Write every record out again exactly as given.

:: SUPPLIED RECORDS ::

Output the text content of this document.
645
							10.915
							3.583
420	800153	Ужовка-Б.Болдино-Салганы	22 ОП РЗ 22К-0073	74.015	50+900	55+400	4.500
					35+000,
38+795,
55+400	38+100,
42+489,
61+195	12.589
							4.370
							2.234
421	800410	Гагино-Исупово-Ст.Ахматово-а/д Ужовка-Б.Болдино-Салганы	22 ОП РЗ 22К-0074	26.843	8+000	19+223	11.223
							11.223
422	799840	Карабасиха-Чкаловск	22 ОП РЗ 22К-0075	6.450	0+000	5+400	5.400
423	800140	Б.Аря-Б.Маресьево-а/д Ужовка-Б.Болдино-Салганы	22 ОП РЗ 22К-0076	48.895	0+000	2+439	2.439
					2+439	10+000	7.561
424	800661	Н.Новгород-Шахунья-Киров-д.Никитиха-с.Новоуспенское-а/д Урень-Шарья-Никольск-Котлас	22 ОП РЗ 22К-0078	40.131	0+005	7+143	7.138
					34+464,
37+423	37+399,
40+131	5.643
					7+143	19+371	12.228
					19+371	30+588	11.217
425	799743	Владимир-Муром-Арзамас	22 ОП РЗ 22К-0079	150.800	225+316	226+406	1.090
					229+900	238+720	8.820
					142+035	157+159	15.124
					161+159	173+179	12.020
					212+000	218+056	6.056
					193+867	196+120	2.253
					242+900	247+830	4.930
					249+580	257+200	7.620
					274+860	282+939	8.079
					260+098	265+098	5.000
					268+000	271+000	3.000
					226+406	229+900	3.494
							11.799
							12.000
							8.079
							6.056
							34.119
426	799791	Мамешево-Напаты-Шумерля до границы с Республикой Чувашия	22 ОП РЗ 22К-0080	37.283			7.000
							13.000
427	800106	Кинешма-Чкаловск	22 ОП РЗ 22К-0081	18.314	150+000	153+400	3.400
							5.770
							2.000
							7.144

:::

## RESULT
Output the text content of this document.
645
							10.915
							3.583
420	800153	Ужовка-Б.Болдино-Салганы	22 ОП РЗ 22К-0073	74.015	50+900	55+400	4.500
					35+000,
38+795,
55+400	38+100,
42+489,
61+195	12.589
							4.370
							2.234
421	800410	Гагино-Исупово-Ст.Ахматово-а/д Ужовка-Б.Болдино-Салганы	22 ОП РЗ 22К-0074	26.843	8+000	19+223	11.223
							11.223
422	799840	Карабасиха-Чкаловск	22 ОП РЗ 22К-0075	6.450	0+000	5+400	5.400
423	800140	Б.Аря-Б.Маресьево-а/д Ужовка-Б.Болдино-Салганы	22 ОП РЗ 22К-0076	48.895	0+000	2+439	2.439
					2+439	10+000	7.561
424	800661	Н.Новгород-Шахунья-Киров-д.Никитиха-с.Новоуспенское-а/д Урень-Шарья-Никольск-Котлас	22 ОП РЗ 22К-0078	40.131	0+005	7+143	7.138
					34+464,
37+423	37+399,
40+131	5.643
					7+143	19+371	12.228
					19+371	30+588	11.217
425	799743	Владимир-Муром-Арзамас	22 ОП РЗ 22К-0079	150.800	225+316	226+406	1.090
					229+900	238+720	8.820
					142+035	157+159	15.124
					161+159	173+179	12.020
					212+000	218+056	6.056
					193+867	196+120	2.253
					242+900	247+830	4.930
					249+580	257+200	7.620
					274+860	282+939	8.079
					260+098	265+098	5.000
					268+000	271+000	3.000
					226+406	229+900	3.494
							11.799
							12.000
							8.079
							6.056
							34.119
426	799791	Мамешево-Напаты-Шумерля до границы с Республикой Чувашия	22 ОП РЗ 22К-0080	37.283			7.000
							13.000
427	800106	Кинешма-Чкаловск	22 ОП РЗ 22К-0081	18.314	150+000	153+400	3.400
							5.770
							2.000
							7.144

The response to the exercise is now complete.